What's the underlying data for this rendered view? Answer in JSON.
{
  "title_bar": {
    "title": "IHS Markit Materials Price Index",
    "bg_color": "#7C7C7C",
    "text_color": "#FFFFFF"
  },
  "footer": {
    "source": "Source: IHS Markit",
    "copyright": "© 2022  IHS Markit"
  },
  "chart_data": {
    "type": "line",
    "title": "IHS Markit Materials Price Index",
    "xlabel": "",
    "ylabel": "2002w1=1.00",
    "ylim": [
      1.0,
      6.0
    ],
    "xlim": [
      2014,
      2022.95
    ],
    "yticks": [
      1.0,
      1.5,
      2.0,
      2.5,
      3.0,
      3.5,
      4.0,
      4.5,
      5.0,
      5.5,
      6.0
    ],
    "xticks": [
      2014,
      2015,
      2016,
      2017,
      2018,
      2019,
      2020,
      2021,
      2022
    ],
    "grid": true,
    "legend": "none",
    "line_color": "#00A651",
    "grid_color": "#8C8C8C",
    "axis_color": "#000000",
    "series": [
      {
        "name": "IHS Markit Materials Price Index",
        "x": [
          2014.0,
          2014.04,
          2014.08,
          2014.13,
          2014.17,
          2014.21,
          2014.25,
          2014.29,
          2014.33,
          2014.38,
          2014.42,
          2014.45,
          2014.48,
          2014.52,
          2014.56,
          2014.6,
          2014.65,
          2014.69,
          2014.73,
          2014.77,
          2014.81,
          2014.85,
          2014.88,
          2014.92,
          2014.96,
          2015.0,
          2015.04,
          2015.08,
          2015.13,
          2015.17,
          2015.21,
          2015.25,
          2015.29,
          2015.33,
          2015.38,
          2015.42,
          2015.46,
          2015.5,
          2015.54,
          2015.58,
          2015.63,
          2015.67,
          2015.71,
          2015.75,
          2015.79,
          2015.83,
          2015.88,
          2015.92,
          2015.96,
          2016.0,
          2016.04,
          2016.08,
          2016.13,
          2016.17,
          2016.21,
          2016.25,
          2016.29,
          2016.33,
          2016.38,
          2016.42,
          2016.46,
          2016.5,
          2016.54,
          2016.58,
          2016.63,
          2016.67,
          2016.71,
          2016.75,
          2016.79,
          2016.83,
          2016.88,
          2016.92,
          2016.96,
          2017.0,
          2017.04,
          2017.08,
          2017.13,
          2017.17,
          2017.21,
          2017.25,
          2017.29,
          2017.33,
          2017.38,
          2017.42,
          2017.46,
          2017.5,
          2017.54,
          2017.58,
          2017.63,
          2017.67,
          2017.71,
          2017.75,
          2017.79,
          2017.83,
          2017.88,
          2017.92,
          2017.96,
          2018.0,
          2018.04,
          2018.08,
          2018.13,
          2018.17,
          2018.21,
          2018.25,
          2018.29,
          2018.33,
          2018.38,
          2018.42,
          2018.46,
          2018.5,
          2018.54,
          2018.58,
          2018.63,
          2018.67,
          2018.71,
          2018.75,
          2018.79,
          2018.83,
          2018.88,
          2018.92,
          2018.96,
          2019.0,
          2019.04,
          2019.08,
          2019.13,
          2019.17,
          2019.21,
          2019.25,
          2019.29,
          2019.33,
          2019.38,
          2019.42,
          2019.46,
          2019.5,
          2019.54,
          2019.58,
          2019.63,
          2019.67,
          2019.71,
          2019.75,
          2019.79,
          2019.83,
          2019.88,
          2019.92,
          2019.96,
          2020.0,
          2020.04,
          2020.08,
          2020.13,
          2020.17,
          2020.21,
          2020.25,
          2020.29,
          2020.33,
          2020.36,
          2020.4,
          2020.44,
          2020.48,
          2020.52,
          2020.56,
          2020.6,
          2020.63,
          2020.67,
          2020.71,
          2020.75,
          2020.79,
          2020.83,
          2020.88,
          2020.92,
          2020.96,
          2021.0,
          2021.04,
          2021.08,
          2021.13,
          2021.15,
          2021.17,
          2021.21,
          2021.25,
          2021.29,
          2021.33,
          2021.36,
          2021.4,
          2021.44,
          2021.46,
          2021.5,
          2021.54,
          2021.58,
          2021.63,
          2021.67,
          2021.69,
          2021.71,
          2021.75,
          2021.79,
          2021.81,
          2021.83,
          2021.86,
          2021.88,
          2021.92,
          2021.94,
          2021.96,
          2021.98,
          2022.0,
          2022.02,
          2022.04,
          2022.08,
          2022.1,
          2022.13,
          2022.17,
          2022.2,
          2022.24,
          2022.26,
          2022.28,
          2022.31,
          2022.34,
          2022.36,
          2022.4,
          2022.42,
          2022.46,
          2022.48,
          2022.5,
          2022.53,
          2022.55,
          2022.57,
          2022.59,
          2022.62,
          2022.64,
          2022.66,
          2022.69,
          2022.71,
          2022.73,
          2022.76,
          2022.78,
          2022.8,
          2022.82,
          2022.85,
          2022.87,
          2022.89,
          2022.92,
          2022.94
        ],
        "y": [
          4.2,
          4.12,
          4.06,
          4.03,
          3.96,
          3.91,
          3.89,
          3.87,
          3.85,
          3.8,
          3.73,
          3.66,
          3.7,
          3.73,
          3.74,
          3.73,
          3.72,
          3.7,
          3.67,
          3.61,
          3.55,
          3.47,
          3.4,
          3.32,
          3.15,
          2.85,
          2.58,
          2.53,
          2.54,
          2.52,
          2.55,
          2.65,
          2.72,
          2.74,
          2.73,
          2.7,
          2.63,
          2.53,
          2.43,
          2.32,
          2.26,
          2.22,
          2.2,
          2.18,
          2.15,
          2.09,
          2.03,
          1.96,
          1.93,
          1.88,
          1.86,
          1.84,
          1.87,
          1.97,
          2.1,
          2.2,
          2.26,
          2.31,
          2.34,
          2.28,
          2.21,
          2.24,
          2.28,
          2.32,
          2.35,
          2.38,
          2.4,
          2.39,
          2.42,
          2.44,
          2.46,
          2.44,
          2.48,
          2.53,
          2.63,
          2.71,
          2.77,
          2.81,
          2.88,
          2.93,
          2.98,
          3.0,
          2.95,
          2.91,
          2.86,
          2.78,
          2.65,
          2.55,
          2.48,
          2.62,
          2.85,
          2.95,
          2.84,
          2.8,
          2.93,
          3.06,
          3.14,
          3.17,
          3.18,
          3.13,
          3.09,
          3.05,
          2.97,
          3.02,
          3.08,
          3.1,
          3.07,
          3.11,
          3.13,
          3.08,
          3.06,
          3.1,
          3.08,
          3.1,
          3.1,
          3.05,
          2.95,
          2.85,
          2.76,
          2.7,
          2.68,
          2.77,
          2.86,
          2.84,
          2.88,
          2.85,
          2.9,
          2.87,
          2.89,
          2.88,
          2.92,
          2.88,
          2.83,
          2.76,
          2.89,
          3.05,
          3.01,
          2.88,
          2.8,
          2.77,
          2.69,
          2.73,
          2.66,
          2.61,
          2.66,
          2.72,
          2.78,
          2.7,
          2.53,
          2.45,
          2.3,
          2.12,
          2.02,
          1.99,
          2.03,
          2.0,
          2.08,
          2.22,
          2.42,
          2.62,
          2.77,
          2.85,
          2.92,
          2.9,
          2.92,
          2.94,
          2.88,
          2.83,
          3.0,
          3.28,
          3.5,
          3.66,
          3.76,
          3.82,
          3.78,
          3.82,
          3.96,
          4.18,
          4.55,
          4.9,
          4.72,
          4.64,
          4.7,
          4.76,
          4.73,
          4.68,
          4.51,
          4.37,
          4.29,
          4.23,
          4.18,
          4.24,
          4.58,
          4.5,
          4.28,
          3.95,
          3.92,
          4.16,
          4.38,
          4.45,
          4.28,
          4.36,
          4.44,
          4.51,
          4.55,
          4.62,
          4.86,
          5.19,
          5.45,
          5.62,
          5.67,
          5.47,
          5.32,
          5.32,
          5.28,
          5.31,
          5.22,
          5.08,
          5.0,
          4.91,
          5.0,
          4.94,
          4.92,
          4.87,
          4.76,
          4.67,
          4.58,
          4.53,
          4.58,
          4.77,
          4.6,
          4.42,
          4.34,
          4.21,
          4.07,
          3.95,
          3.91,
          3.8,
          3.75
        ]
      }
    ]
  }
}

----

* Written task
Tally the lines containing "Markit". Provide the number without any other words.

* Result
5